(Dataset entries)
----
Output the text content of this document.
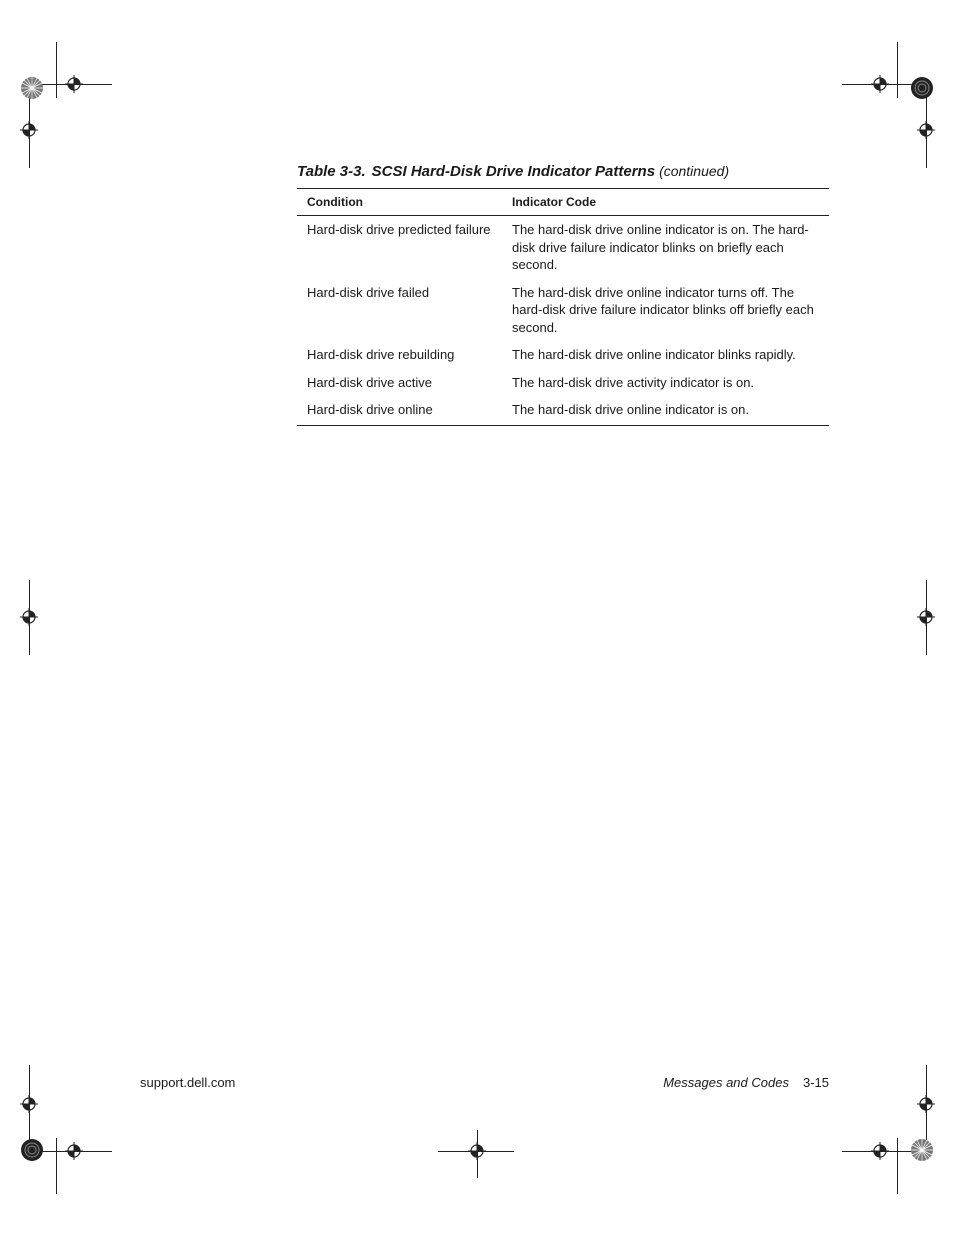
Table 3-3. SCSI Hard-Disk Drive Indicator Patterns (continued)
Condition	Indicator Code
Hard-disk drive predicted failure	The hard-disk drive online indicator is on. The hard-disk drive failure indicator blinks on briefly each second.
Hard-disk drive failed	The hard-disk drive online indicator turns off. The hard-disk drive failure indicator blinks off briefly each second.
Hard-disk drive rebuilding	The hard-disk drive online indicator blinks rapidly.
Hard-disk drive active	The hard-disk drive activity indicator is on.
Hard-disk drive online	The hard-disk drive online indicator is on.
support.dell.com	Messages and Codes 3-15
----
» Exercise description
Restate every record exactly, please; do not copy the pictures.

» Response to the task
Output the text content of this document.
Table 3-3. SCSI Hard-Disk Drive Indicator Patterns (continued)
Condition	Indicator Code
Hard-disk drive predicted failure	The hard-disk drive online indicator is on. The hard-disk drive failure indicator blinks on briefly each second.
Hard-disk drive failed	The hard-disk drive online indicator turns off. The hard-disk drive failure indicator blinks off briefly each second.
Hard-disk drive rebuilding	The hard-disk drive online indicator blinks rapidly.
Hard-disk drive active	The hard-disk drive activity indicator is on.
Hard-disk drive online	The hard-disk drive online indicator is on.
support.dell.com	Messages and Codes 3-15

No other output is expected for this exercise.